◆ **Your goal**: Write out the data below exactly as given, without any of its pictures.

◆ **Materials provided**:

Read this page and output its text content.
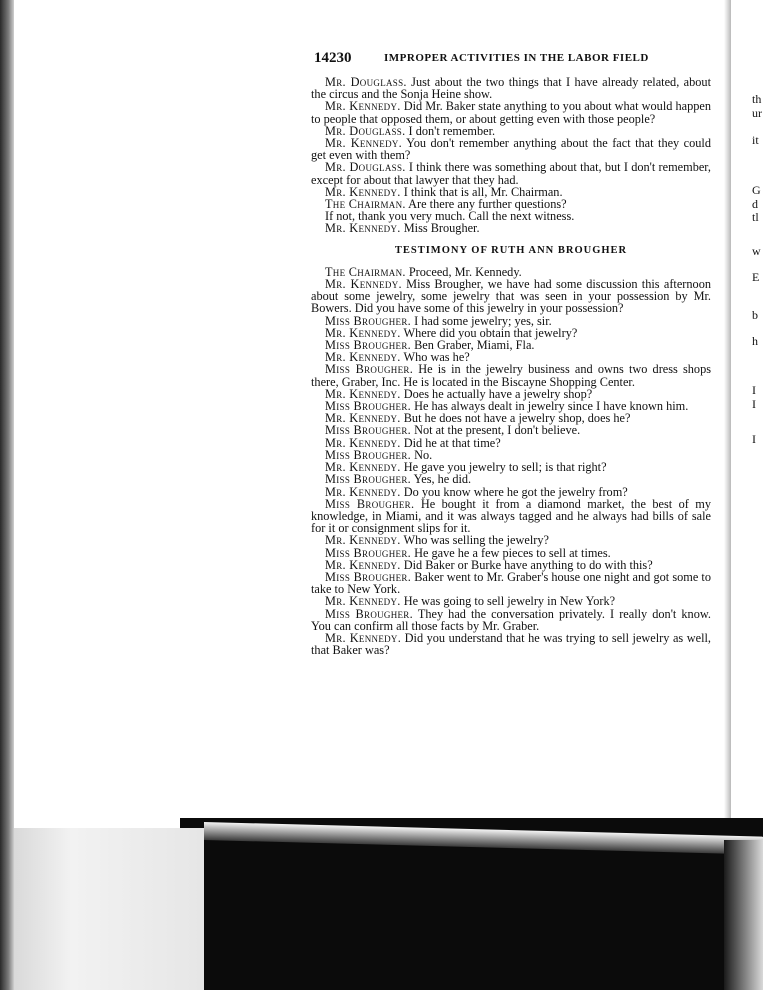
14230	IMPROPER ACTIVITIES IN THE LABOR FIELD

Mr. Douglass. Just about the two things that I have already related, about the circus and the Sonja Heine show.

Mr. Kennedy. Did Mr. Baker state anything to you about what would happen to people that opposed them, or about getting even with those people?

Mr. Douglass. I don't remember.

Mr. Kennedy. You don't remember anything about the fact that they could get even with them?

Mr. Douglass. I think there was something about that, but I don't remember, except for about that lawyer that they had.

Mr. Kennedy. I think that is all, Mr. Chairman.

The Chairman. Are there any further questions?

If not, thank you very much. Call the next witness.

Mr. Kennedy. Miss Brougher.

TESTIMONY OF RUTH ANN BROUGHER

The Chairman. Proceed, Mr. Kennedy.

Mr. Kennedy. Miss Brougher, we have had some discussion this afternoon about some jewelry, some jewelry that was seen in your possession by Mr. Bowers. Did you have some of this jewelry in your possession?

Miss Brougher. I had some jewelry; yes, sir.

Mr. Kennedy. Where did you obtain that jewelry?

Miss Brougher. Ben Graber, Miami, Fla.

Mr. Kennedy. Who was he?

Miss Brougher. He is in the jewelry business and owns two dress shops there, Graber, Inc. He is located in the Biscayne Shopping Center.

Mr. Kennedy. Does he actually have a jewelry shop?

Miss Brougher. He has always dealt in jewelry since I have known him.

Mr. Kennedy. But he does not have a jewelry shop, does he?

Miss Brougher. Not at the present, I don't believe.

Mr. Kennedy. Did he at that time?

Miss Brougher. No.

Mr. Kennedy. He gave you jewelry to sell; is that right?

Miss Brougher. Yes, he did.

Mr. Kennedy. Do you know where he got the jewelry from?

Miss Brougher. He bought it from a diamond market, the best of my knowledge, in Miami, and it was always tagged and he always had bills of sale for it or consignment slips for it.

Mr. Kennedy. Who was selling the jewelry?

Miss Brougher. He gave he a few pieces to sell at times.

Mr. Kennedy. Did Baker or Burke have anything to do with this?

Miss Brougher. Baker went to Mr. Graber's house one night and got some to take to New York.

Mr. Kennedy. He was going to sell jewelry in New York?

Miss Brougher. They had the conversation privately. I really don't know. You can confirm all those facts by Mr. Graber.

Mr. Kennedy. Did you understand that he was trying to sell jewelry as well, that Baker was?

th
ur
it
G
d
tl
w
E
b
h
I
I
I
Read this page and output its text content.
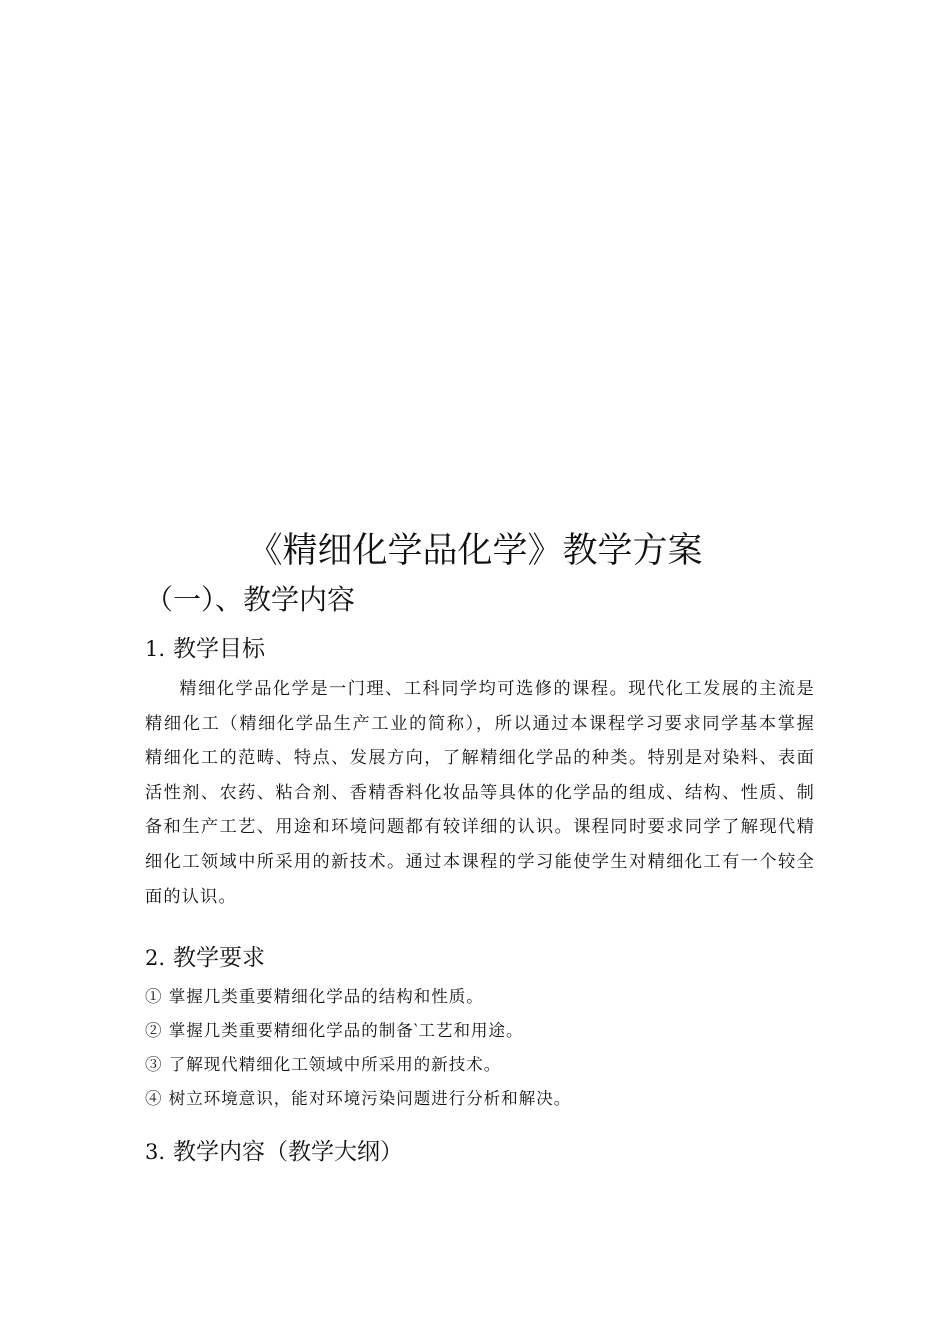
《精细化学品化学》教学方案
（一）、教学内容
1. 教学目标

精细化学品化学是一门理、工科同学均可选修的课程。现代化工发展的主流是精细化工（精细化学品生产工业的简称），所以通过本课程学习要求同学基本掌握精细化工的范畴、特点、发展方向，了解精细化学品的种类。特别是对染料、表面活性剂、农药、粘合剂、香精香料化妆品等具体的化学品的组成、结构、性质、制备和生产工艺、用途和环境问题都有较详细的认识。课程同时要求同学了解现代精细化工领域中所采用的新技术。通过本课程的学习能使学生对精细化工有一个较全面的认识。

2. 教学要求
① 掌握几类重要精细化学品的结构和性质。
② 掌握几类重要精细化学品的制备‵工艺和用途。
③ 了解现代精细化工领域中所采用的新技术。
④ 树立环境意识，能对环境污染问题进行分析和解决。
3. 教学内容（教学大纲）
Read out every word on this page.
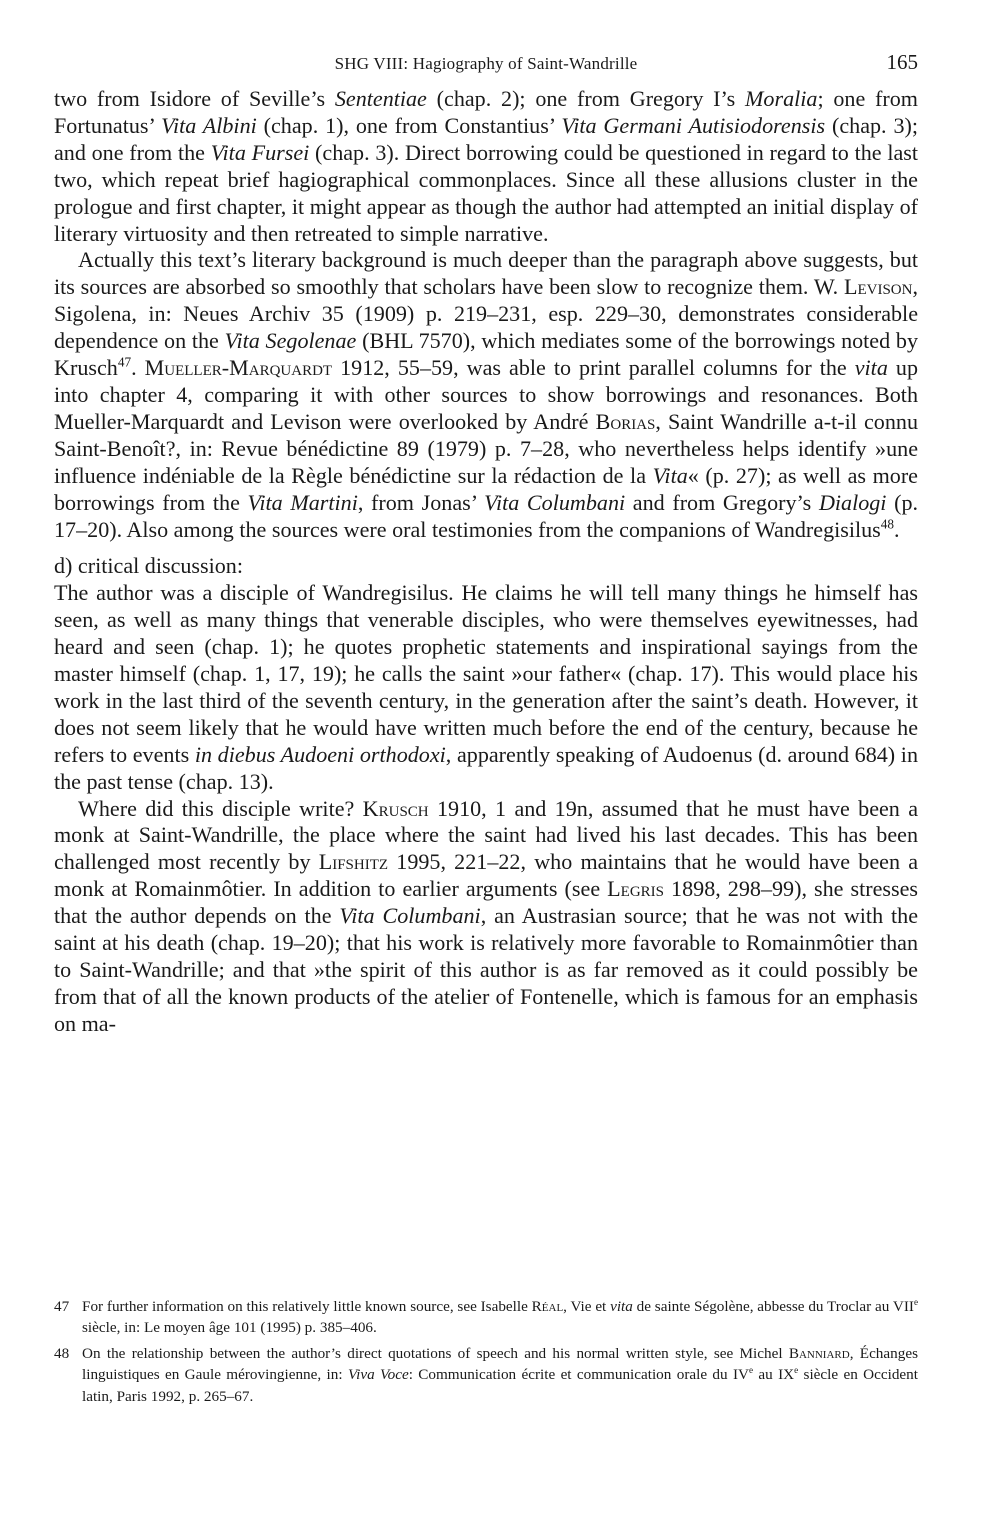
SHG VIII: Hagiography of Saint-Wandrille	165

two from Isidore of Seville’s Sententiae (chap. 2); one from Gregory I’s Moralia; one from Fortunatus’ Vita Albini (chap. 1), one from Constantius’ Vita Germani Autisiodorensis (chap. 3); and one from the Vita Fursei (chap. 3). Direct borrowing could be questioned in regard to the last two, which repeat brief hagiographical commonplaces. Since all these allusions cluster in the prologue and first chapter, it might appear as though the author had attempted an initial display of literary virtuosity and then retreated to simple narrative.

Actually this text’s literary background is much deeper than the paragraph above suggests, but its sources are absorbed so smoothly that scholars have been slow to recognize them. W. Levison, Sigolena, in: Neues Archiv 35 (1909) p. 219–231, esp. 229–30, demonstrates considerable dependence on the Vita Segolenae (BHL 7570), which mediates some of the borrowings noted by Krusch$^{47}$. Mueller-Marquardt 1912, 55–59, was able to print parallel columns for the vita up into chapter 4, comparing it with other sources to show borrowings and resonances. Both Mueller-Marquardt and Levison were overlooked by André Borias, Saint Wandrille a-t-il connu Saint-Benoît?, in: Revue bénédictine 89 (1979) p. 7–28, who nevertheless helps identify »une influence indéniable de la Règle bénédictine sur la rédaction de la Vita« (p. 27); as well as more borrowings from the Vita Martini, from Jonas’ Vita Columbani and from Gregory’s Dialogi (p. 17–20). Also among the sources were oral testimonies from the companions of Wandregisilus$^{48}$.

d) critical discussion:

The author was a disciple of Wandregisilus. He claims he will tell many things he himself has seen, as well as many things that venerable disciples, who were themselves eyewitnesses, had heard and seen (chap. 1); he quotes prophetic statements and inspirational sayings from the master himself (chap. 1, 17, 19); he calls the saint »our father« (chap. 17). This would place his work in the last third of the seventh century, in the generation after the saint’s death. However, it does not seem likely that he would have written much before the end of the century, because he refers to events in diebus Audoeni orthodoxi, apparently speaking of Audoenus (d. around 684) in the past tense (chap. 13).

Where did this disciple write? Krusch 1910, 1 and 19n, assumed that he must have been a monk at Saint-Wandrille, the place where the saint had lived his last decades. This has been challenged most recently by Lifshitz 1995, 221–22, who maintains that he would have been a monk at Romainmôtier. In addition to earlier arguments (see Legris 1898, 298–99), she stresses that the author depends on the Vita Columbani, an Austrasian source; that he was not with the saint at his death (chap. 19–20); that his work is relatively more favorable to Romainmôtier than to Saint-Wandrille; and that »the spirit of this author is as far removed as it could possibly be from that of all the known products of the atelier of Fontenelle, which is famous for an emphasis on ma-

47 For further information on this relatively little known source, see Isabelle Réal, Vie et vita de sainte Ségolène, abbesse du Troclar au VIIe siècle, in: Le moyen âge 101 (1995) p. 385–406.
48 On the relationship between the author’s direct quotations of speech and his normal written style, see Michel Banniard, Échanges linguistiques en Gaule mérovingienne, in: Viva Voce: Communication écrite et communication orale du IVe au IXe siècle en Occident latin, Paris 1992, p. 265–67.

◆ **Written solution**:
Read this page and output its text content.
14230	IMPROPER ACTIVITIES IN THE LABOR FIELD

Mr. Douglass. Just about the two things that I have already related, about the circus and the Sonja Heine show.

Mr. Kennedy. Did Mr. Baker state anything to you about what would happen to people that opposed them, or about getting even with those people?

Mr. Douglass. I don't remember.

Mr. Kennedy. You don't remember anything about the fact that they could get even with them?

Mr. Douglass. I think there was something about that, but I don't remember, except for about that lawyer that they had.

Mr. Kennedy. I think that is all, Mr. Chairman.

The Chairman. Are there any further questions?

If not, thank you very much. Call the next witness.

Mr. Kennedy. Miss Brougher.

TESTIMONY OF RUTH ANN BROUGHER

The Chairman. Proceed, Mr. Kennedy.

Mr. Kennedy. Miss Brougher, we have had some discussion this afternoon about some jewelry, some jewelry that was seen in your possession by Mr. Bowers. Did you have some of this jewelry in your possession?

Miss Brougher. I had some jewelry; yes, sir.

Mr. Kennedy. Where did you obtain that jewelry?

Miss Brougher. Ben Graber, Miami, Fla.

Mr. Kennedy. Who was he?

Miss Brougher. He is in the jewelry business and owns two dress shops there, Graber, Inc. He is located in the Biscayne Shopping Center.

Mr. Kennedy. Does he actually have a jewelry shop?

Miss Brougher. He has always dealt in jewelry since I have known him.

Mr. Kennedy. But he does not have a jewelry shop, does he?

Miss Brougher. Not at the present, I don't believe.

Mr. Kennedy. Did he at that time?

Miss Brougher. No.

Mr. Kennedy. He gave you jewelry to sell; is that right?

Miss Brougher. Yes, he did.

Mr. Kennedy. Do you know where he got the jewelry from?

Miss Brougher. He bought it from a diamond market, the best of my knowledge, in Miami, and it was always tagged and he always had bills of sale for it or consignment slips for it.

Mr. Kennedy. Who was selling the jewelry?

Miss Brougher. He gave he a few pieces to sell at times.

Mr. Kennedy. Did Baker or Burke have anything to do with this?

Miss Brougher. Baker went to Mr. Graber's house one night and got some to take to New York.

Mr. Kennedy. He was going to sell jewelry in New York?

Miss Brougher. They had the conversation privately. I really don't know. You can confirm all those facts by Mr. Graber.

Mr. Kennedy. Did you understand that he was trying to sell jewelry as well, that Baker was?

th
ur
it
G
d
tl
w
E
b
h
I
I
I
Read this page and output its text content.
《精细化学品化学》教学方案
（一）、教学内容
1. 教学目标

精细化学品化学是一门理、工科同学均可选修的课程。现代化工发展的主流是精细化工（精细化学品生产工业的简称），所以通过本课程学习要求同学基本掌握精细化工的范畴、特点、发展方向，了解精细化学品的种类。特别是对染料、表面活性剂、农药、粘合剂、香精香料化妆品等具体的化学品的组成、结构、性质、制备和生产工艺、用途和环境问题都有较详细的认识。课程同时要求同学了解现代精细化工领域中所采用的新技术。通过本课程的学习能使学生对精细化工有一个较全面的认识。

2. 教学要求
① 掌握几类重要精细化学品的结构和性质。
② 掌握几类重要精细化学品的制备‵工艺和用途。
③ 了解现代精细化工领域中所采用的新技术。
④ 树立环境意识，能对环境污染问题进行分析和解决。
3. 教学内容（教学大纲）
Read out every word on this page.
SHG VIII: Hagiography of Saint-Wandrille	165

two from Isidore of Seville’s Sententiae (chap. 2); one from Gregory I’s Moralia; one from Fortunatus’ Vita Albini (chap. 1), one from Constantius’ Vita Germani Autisiodorensis (chap. 3); and one from the Vita Fursei (chap. 3). Direct borrowing could be questioned in regard to the last two, which repeat brief hagiographical commonplaces. Since all these allusions cluster in the prologue and first chapter, it might appear as though the author had attempted an initial display of literary virtuosity and then retreated to simple narrative.

Actually this text’s literary background is much deeper than the paragraph above suggests, but its sources are absorbed so smoothly that scholars have been slow to recognize them. W. Levison, Sigolena, in: Neues Archiv 35 (1909) p. 219–231, esp. 229–30, demonstrates considerable dependence on the Vita Segolenae (BHL 7570), which mediates some of the borrowings noted by Krusch$^{47}$. Mueller-Marquardt 1912, 55–59, was able to print parallel columns for the vita up into chapter 4, comparing it with other sources to show borrowings and resonances. Both Mueller-Marquardt and Levison were overlooked by André Borias, Saint Wandrille a-t-il connu Saint-Benoît?, in: Revue bénédictine 89 (1979) p. 7–28, who nevertheless helps identify »une influence indéniable de la Règle bénédictine sur la rédaction de la Vita« (p. 27); as well as more borrowings from the Vita Martini, from Jonas’ Vita Columbani and from Gregory’s Dialogi (p. 17–20). Also among the sources were oral testimonies from the companions of Wandregisilus$^{48}$.

d) critical discussion:

The author was a disciple of Wandregisilus. He claims he will tell many things he himself has seen, as well as many things that venerable disciples, who were themselves eyewitnesses, had heard and seen (chap. 1); he quotes prophetic statements and inspirational sayings from the master himself (chap. 1, 17, 19); he calls the saint »our father« (chap. 17). This would place his work in the last third of the seventh century, in the generation after the saint’s death. However, it does not seem likely that he would have written much before the end of the century, because he refers to events in diebus Audoeni orthodoxi, apparently speaking of Audoenus (d. around 684) in the past tense (chap. 13).

Where did this disciple write? Krusch 1910, 1 and 19n, assumed that he must have been a monk at Saint-Wandrille, the place where the saint had lived his last decades. This has been challenged most recently by Lifshitz 1995, 221–22, who maintains that he would have been a monk at Romainmôtier. In addition to earlier arguments (see Legris 1898, 298–99), she stresses that the author depends on the Vita Columbani, an Austrasian source; that he was not with the saint at his death (chap. 19–20); that his work is relatively more favorable to Romainmôtier than to Saint-Wandrille; and that »the spirit of this author is as far removed as it could possibly be from that of all the known products of the atelier of Fontenelle, which is famous for an emphasis on ma-

47 For further information on this relatively little known source, see Isabelle Réal, Vie et vita de sainte Ségolène, abbesse du Troclar au VIIe siècle, in: Le moyen âge 101 (1995) p. 385–406.
48 On the relationship between the author’s direct quotations of speech and his normal written style, see Michel Banniard, Échanges linguistiques en Gaule mérovingienne, in: Viva Voce: Communication écrite et communication orale du IVe au IXe siècle en Occident latin, Paris 1992, p. 265–67.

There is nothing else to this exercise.